### [Task brief]
Repeat the listing in full, word for word.

++++

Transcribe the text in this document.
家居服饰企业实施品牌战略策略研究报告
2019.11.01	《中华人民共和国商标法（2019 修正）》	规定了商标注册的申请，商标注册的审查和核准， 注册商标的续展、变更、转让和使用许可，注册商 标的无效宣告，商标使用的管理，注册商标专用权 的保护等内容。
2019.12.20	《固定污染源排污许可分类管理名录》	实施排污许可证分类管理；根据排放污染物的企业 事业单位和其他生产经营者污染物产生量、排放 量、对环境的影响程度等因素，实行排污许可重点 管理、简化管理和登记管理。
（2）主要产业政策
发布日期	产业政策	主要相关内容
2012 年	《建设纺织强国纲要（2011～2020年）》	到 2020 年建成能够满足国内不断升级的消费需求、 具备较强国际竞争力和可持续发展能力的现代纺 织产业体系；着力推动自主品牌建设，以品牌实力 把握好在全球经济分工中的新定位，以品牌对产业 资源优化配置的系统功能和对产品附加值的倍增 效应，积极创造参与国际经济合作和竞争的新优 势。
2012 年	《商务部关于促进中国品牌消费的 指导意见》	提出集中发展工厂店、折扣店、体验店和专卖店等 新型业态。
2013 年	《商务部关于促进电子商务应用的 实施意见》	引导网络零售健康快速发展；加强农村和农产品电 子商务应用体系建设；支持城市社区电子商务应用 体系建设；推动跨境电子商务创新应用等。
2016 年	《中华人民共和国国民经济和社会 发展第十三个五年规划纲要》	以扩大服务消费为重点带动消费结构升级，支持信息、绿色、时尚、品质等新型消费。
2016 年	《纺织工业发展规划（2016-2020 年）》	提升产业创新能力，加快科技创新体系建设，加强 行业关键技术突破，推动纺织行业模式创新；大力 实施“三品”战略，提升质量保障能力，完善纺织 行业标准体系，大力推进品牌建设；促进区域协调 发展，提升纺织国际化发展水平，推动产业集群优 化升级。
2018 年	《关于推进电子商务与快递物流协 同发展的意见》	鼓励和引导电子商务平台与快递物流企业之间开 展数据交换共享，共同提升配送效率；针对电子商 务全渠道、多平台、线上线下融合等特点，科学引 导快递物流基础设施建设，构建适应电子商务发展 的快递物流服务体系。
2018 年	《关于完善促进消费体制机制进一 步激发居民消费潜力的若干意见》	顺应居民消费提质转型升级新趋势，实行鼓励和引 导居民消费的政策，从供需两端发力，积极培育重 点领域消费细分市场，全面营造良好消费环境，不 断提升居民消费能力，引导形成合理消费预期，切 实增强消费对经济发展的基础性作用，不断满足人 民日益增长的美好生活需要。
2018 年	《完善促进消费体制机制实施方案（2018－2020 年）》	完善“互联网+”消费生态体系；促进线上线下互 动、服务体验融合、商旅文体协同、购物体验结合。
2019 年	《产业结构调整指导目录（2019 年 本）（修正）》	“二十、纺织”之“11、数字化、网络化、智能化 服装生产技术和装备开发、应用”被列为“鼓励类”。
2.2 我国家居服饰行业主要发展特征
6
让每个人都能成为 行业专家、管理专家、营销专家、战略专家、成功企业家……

++++

### [Right answer]
Transcribe the text in this document.
家居服饰企业实施品牌战略策略研究报告
2019.11.01	《中华人民共和国商标法（2019 修正）》	规定了商标注册的申请，商标注册的审查和核准， 注册商标的续展、变更、转让和使用许可，注册商 标的无效宣告，商标使用的管理，注册商标专用权 的保护等内容。
2019.12.20	《固定污染源排污许可分类管理名录》	实施排污许可证分类管理；根据排放污染物的企业 事业单位和其他生产经营者污染物产生量、排放 量、对环境的影响程度等因素，实行排污许可重点 管理、简化管理和登记管理。
（2）主要产业政策
发布日期	产业政策	主要相关内容
2012 年	《建设纺织强国纲要（2011～2020年）》	到 2020 年建成能够满足国内不断升级的消费需求、 具备较强国际竞争力和可持续发展能力的现代纺 织产业体系；着力推动自主品牌建设，以品牌实力 把握好在全球经济分工中的新定位，以品牌对产业 资源优化配置的系统功能和对产品附加值的倍增 效应，积极创造参与国际经济合作和竞争的新优 势。
2012 年	《商务部关于促进中国品牌消费的 指导意见》	提出集中发展工厂店、折扣店、体验店和专卖店等 新型业态。
2013 年	《商务部关于促进电子商务应用的 实施意见》	引导网络零售健康快速发展；加强农村和农产品电 子商务应用体系建设；支持城市社区电子商务应用 体系建设；推动跨境电子商务创新应用等。
2016 年	《中华人民共和国国民经济和社会 发展第十三个五年规划纲要》	以扩大服务消费为重点带动消费结构升级，支持信息、绿色、时尚、品质等新型消费。
2016 年	《纺织工业发展规划（2016-2020 年）》	提升产业创新能力，加快科技创新体系建设，加强 行业关键技术突破，推动纺织行业模式创新；大力 实施“三品”战略，提升质量保障能力，完善纺织 行业标准体系，大力推进品牌建设；促进区域协调 发展，提升纺织国际化发展水平，推动产业集群优 化升级。
2018 年	《关于推进电子商务与快递物流协 同发展的意见》	鼓励和引导电子商务平台与快递物流企业之间开 展数据交换共享，共同提升配送效率；针对电子商 务全渠道、多平台、线上线下融合等特点，科学引 导快递物流基础设施建设，构建适应电子商务发展 的快递物流服务体系。
2018 年	《关于完善促进消费体制机制进一 步激发居民消费潜力的若干意见》	顺应居民消费提质转型升级新趋势，实行鼓励和引 导居民消费的政策，从供需两端发力，积极培育重 点领域消费细分市场，全面营造良好消费环境，不 断提升居民消费能力，引导形成合理消费预期，切 实增强消费对经济发展的基础性作用，不断满足人 民日益增长的美好生活需要。
2018 年	《完善促进消费体制机制实施方案（2018－2020 年）》	完善“互联网+”消费生态体系；促进线上线下互 动、服务体验融合、商旅文体协同、购物体验结合。
2019 年	《产业结构调整指导目录（2019 年 本）（修正）》	“二十、纺织”之“11、数字化、网络化、智能化 服装生产技术和装备开发、应用”被列为“鼓励类”。
2.2 我国家居服饰行业主要发展特征
6
让每个人都能成为 行业专家、管理专家、营销专家、战略专家、成功企业家……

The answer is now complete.